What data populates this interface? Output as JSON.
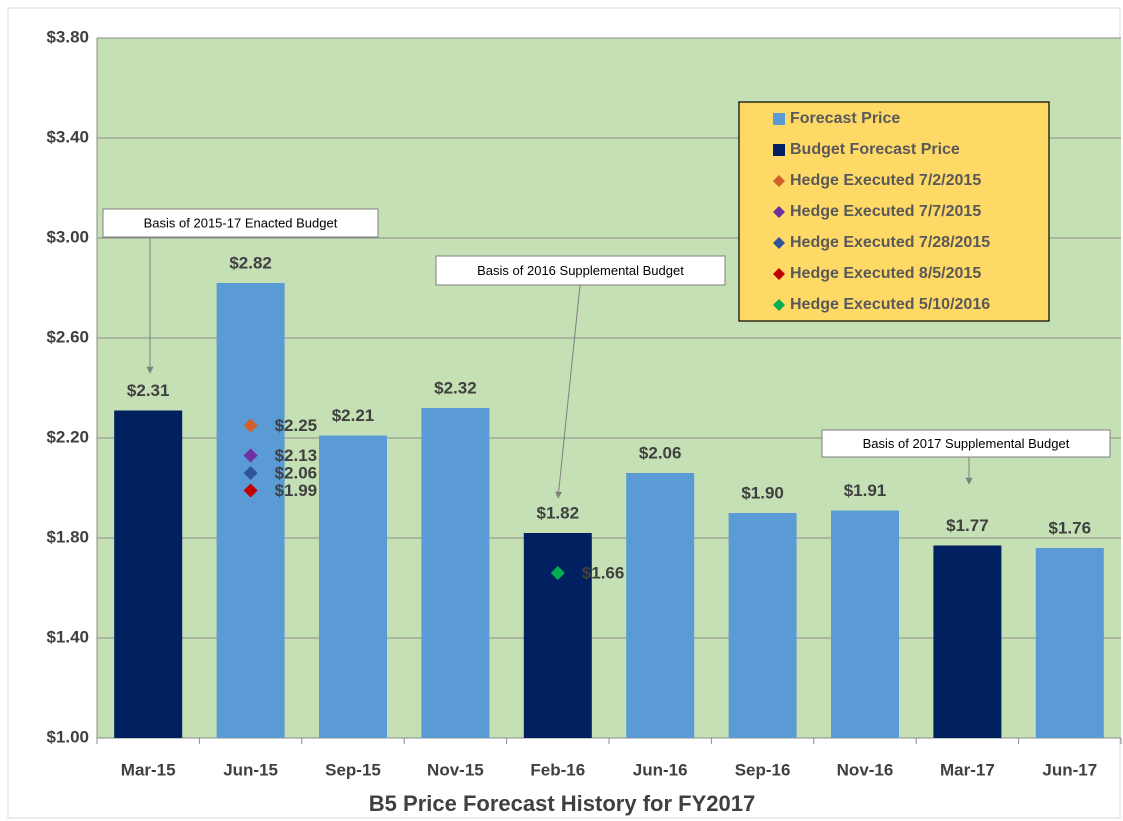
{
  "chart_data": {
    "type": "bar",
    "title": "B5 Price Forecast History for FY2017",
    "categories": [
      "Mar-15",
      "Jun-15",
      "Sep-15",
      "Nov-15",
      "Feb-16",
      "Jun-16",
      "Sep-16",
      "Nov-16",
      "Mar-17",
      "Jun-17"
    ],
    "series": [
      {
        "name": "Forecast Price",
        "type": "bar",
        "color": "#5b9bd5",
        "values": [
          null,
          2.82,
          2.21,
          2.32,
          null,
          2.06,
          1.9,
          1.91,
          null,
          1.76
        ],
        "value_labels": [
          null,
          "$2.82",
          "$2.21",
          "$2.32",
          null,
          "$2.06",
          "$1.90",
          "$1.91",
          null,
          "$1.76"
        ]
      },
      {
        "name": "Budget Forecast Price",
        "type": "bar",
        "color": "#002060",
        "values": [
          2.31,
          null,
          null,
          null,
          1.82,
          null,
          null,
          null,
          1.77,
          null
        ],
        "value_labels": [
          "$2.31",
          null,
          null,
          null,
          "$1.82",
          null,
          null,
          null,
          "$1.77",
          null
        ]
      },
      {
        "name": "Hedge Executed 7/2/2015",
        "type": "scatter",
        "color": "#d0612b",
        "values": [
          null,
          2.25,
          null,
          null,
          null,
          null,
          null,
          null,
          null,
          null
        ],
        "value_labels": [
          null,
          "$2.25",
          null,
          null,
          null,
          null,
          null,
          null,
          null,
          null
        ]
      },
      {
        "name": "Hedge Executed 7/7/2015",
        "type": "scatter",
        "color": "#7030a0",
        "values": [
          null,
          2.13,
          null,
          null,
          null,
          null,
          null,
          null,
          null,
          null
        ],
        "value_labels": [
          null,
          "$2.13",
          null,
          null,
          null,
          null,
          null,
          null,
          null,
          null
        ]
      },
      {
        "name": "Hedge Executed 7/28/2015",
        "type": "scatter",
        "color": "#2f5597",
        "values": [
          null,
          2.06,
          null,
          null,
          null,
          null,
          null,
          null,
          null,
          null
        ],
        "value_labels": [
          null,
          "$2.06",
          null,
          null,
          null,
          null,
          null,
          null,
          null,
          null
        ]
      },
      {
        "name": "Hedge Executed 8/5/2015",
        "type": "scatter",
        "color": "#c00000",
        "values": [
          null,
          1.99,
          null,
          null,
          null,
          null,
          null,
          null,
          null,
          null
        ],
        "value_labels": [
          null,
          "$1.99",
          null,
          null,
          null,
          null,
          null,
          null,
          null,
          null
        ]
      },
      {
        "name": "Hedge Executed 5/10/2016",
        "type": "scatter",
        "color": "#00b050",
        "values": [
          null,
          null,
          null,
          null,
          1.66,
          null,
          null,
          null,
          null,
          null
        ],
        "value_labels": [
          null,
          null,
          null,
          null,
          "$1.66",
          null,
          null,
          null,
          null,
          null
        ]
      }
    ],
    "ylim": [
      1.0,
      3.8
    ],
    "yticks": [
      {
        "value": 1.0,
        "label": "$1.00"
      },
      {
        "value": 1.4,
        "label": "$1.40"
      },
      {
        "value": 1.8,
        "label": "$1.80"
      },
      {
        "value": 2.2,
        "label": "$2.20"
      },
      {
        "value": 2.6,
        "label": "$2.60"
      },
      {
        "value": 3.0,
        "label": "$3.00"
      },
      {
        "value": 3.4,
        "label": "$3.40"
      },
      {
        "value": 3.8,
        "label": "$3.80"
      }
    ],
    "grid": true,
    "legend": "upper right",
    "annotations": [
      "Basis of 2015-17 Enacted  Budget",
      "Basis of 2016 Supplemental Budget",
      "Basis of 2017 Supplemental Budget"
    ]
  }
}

==============================

*WHAT TO WORK ON*
Extract every line from the records above that contains the word "color".

*RIGHT ANSWER*
        "color": "#5b9bd5",
        "color": "#002060",
        "color": "#d0612b",
        "color": "#7030a0",
        "color": "#2f5597",
        "color": "#c00000",
        "color": "#00b050",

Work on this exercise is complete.